* Your objective:
Go through the entries one line at a time, and gather every line that has the word "this".
* BEGIN Dataset records *
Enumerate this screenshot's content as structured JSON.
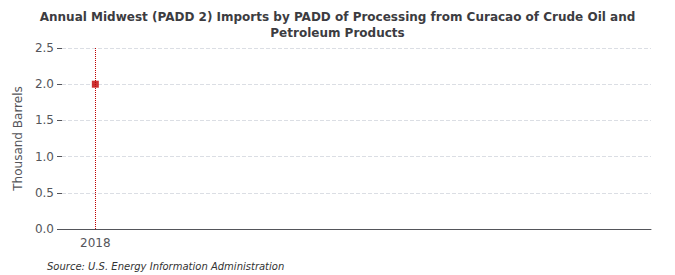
{
  "chart_data": {
    "type": "scatter",
    "title": "Annual Midwest (PADD 2) Imports by PADD of Processing from Curacao of Crude Oil and\nPetroleum Products",
    "ylabel": "Thousand Barrels",
    "annotations": [
      "Source: U.S. Energy Information Administration"
    ],
    "x": [
      2018
    ],
    "values": [
      2.0
    ],
    "color": "#c00000",
    "marker": "square",
    "vlines": [
      2018
    ],
    "xlim": [
      2017.7,
      2023.0
    ],
    "xticks": [
      2018
    ],
    "ylim": [
      0.0,
      2.5
    ],
    "yticks": [
      {
        "value": 0.0,
        "label": "0.0"
      },
      0.5,
      {
        "value": 1.0,
        "label": "1.0"
      },
      1.5,
      {
        "value": 2.0,
        "label": "2.0"
      },
      2.5
    ],
    "grid": true
  }
}
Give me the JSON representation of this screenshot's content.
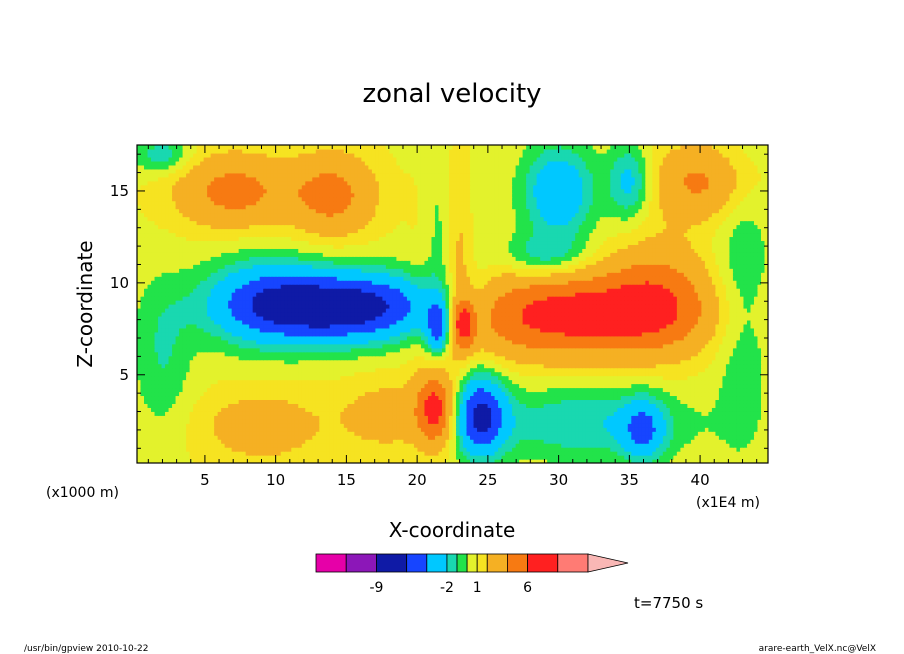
{
  "chart_data": {
    "type": "heatmap",
    "title": "zonal velocity",
    "xlabel": "X-coordinate",
    "ylabel": "Z-coordinate",
    "x_unit_label": "(x1000 m)",
    "x_scale_label": "(x1E4 m)",
    "xlim": [
      0.2,
      44.8
    ],
    "ylim": [
      0.2,
      17.5
    ],
    "x_ticks": [
      5,
      10,
      15,
      20,
      25,
      30,
      35,
      40
    ],
    "y_ticks": [
      5,
      10,
      15
    ],
    "colorbar": {
      "levels": [
        -15,
        -12,
        -9,
        -6,
        -4,
        -2,
        -1,
        0,
        1,
        2,
        4,
        6,
        9,
        12
      ],
      "colors": [
        "#e600a8",
        "#8c17b8",
        "#0f1aa6",
        "#1745ff",
        "#00c8ff",
        "#19d8b0",
        "#22e34a",
        "#e3f22c",
        "#f6e321",
        "#f5b023",
        "#f77a12",
        "#ff2020",
        "#ff7b74",
        "#f9b7b5"
      ],
      "tick_labels": [
        "-9",
        "-2",
        "1",
        "6"
      ]
    },
    "annotation": "t=7750 s"
  },
  "footer": {
    "left": "/usr/bin/gpview   2010-10-22",
    "right": "arare-earth_VelX.nc@VelX"
  }
}
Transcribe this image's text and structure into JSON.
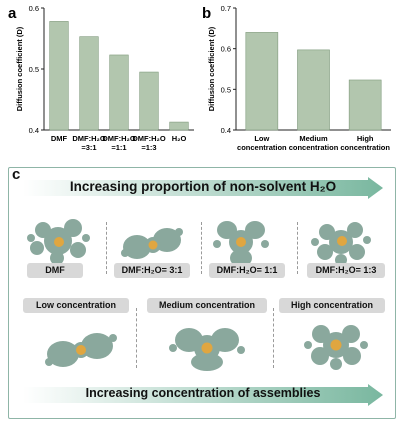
{
  "panels": {
    "a": "a",
    "b": "b",
    "c": "c"
  },
  "chart_data": [
    {
      "panel": "a",
      "type": "bar",
      "categories": [
        "DMF",
        "DMF:H₂O =3:1",
        "DMF:H₂O =1:1",
        "DMF:H₂O =1:3",
        "H₂O"
      ],
      "category_lines": [
        [
          "DMF"
        ],
        [
          "DMF:H₂O",
          "=3:1"
        ],
        [
          "DMF:H₂O",
          "=1:1"
        ],
        [
          "DMF:H₂O",
          "=1:3"
        ],
        [
          "H₂O"
        ]
      ],
      "values": [
        0.578,
        0.553,
        0.523,
        0.495,
        0.413
      ],
      "ylabel": "Diffusion coefficient (D)",
      "ylim": [
        0.4,
        0.6
      ],
      "yticks": [
        "0.4",
        "0.5",
        "0.6"
      ],
      "bar_color": "#b2c6ae"
    },
    {
      "panel": "b",
      "type": "bar",
      "categories": [
        "Low concentration",
        "Medium concentration",
        "High concentration"
      ],
      "category_lines": [
        [
          "Low",
          "concentration"
        ],
        [
          "Medium",
          "concentration"
        ],
        [
          "High",
          "concentration"
        ]
      ],
      "values": [
        0.64,
        0.597,
        0.523
      ],
      "ylabel": "Diffusion coefficient (D)",
      "ylim": [
        0.4,
        0.7
      ],
      "yticks": [
        "0.4",
        "0.5",
        "0.6",
        "0.7"
      ],
      "bar_color": "#b2c6ae"
    }
  ],
  "panel_c": {
    "top_arrow_label": "Increasing proportion of non-solvent H₂O",
    "bottom_arrow_label": "Increasing concentration of assemblies",
    "solvent_tags": [
      "DMF",
      "DMF:H₂O= 3:1",
      "DMF:H₂O= 1:1",
      "DMF:H₂O= 1:3"
    ],
    "concentration_tags": [
      "Low concentration",
      "Medium concentration",
      "High concentration"
    ],
    "colors": {
      "arrow": "#79b79f",
      "molecule": "#8aa89d",
      "core": "#e0a640",
      "tag": "#d8d8d8"
    }
  }
}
* END Dataset records *
* Final answer:
Enumerate this screenshot's content as structured JSON.
Give me the JSON representation of this screenshot's content.
Transcribe this image's text and structure into JSON.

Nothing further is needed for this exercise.